■ STATED GOAL ■
Which lines hold the word "offers"? Copy each one.

[Stored data entries]
■ ■ ■
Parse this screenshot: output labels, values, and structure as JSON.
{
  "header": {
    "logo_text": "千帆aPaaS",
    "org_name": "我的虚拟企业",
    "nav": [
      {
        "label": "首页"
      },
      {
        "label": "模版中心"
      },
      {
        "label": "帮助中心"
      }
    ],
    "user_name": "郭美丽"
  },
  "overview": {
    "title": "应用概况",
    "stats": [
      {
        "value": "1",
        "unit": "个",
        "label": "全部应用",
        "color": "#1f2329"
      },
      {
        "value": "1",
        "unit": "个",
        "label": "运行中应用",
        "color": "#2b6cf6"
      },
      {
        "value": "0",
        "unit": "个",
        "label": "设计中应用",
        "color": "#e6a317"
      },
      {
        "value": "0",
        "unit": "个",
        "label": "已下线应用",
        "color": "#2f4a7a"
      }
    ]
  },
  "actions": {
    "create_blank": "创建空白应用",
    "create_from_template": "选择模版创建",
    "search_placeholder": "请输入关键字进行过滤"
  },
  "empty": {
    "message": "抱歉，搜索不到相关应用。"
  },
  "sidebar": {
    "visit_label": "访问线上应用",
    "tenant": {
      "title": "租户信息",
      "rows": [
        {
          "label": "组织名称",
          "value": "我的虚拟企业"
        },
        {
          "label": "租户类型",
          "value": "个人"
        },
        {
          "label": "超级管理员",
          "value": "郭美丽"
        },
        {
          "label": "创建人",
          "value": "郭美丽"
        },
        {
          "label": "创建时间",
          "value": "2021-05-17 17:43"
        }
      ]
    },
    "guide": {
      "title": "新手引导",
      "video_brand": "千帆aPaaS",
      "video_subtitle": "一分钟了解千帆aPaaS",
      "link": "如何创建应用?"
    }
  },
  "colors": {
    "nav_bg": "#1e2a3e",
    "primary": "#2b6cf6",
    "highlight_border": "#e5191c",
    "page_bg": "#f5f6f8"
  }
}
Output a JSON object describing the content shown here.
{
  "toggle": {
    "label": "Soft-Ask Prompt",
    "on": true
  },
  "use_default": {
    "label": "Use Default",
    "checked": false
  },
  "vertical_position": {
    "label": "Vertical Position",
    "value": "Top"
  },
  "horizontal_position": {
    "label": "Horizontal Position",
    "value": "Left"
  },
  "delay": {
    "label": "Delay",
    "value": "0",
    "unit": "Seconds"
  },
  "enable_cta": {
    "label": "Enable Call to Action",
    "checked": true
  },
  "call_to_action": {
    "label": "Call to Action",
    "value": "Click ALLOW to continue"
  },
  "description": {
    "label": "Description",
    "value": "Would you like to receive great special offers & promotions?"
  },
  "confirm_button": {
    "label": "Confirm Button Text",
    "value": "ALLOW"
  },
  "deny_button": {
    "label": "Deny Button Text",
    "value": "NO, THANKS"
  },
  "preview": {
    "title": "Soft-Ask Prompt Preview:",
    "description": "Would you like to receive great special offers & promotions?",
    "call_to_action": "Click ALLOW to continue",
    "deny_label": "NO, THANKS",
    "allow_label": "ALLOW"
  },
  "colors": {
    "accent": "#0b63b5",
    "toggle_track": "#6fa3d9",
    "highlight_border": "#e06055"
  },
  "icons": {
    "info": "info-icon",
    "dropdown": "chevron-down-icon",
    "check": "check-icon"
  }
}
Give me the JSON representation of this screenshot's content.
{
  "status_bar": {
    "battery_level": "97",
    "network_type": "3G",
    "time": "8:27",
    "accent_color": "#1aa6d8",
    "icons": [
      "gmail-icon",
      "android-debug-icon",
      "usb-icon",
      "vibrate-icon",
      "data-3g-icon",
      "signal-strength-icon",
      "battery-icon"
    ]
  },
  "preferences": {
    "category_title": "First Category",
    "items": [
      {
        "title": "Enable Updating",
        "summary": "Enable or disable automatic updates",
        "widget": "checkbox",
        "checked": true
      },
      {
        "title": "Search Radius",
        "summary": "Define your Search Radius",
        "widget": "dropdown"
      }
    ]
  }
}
■ ■ ■
■ THE RESPONSE ■
    "value": "Would you like to receive great special offers & promotions?"
    "description": "Would you like to receive great special offers & promotions?",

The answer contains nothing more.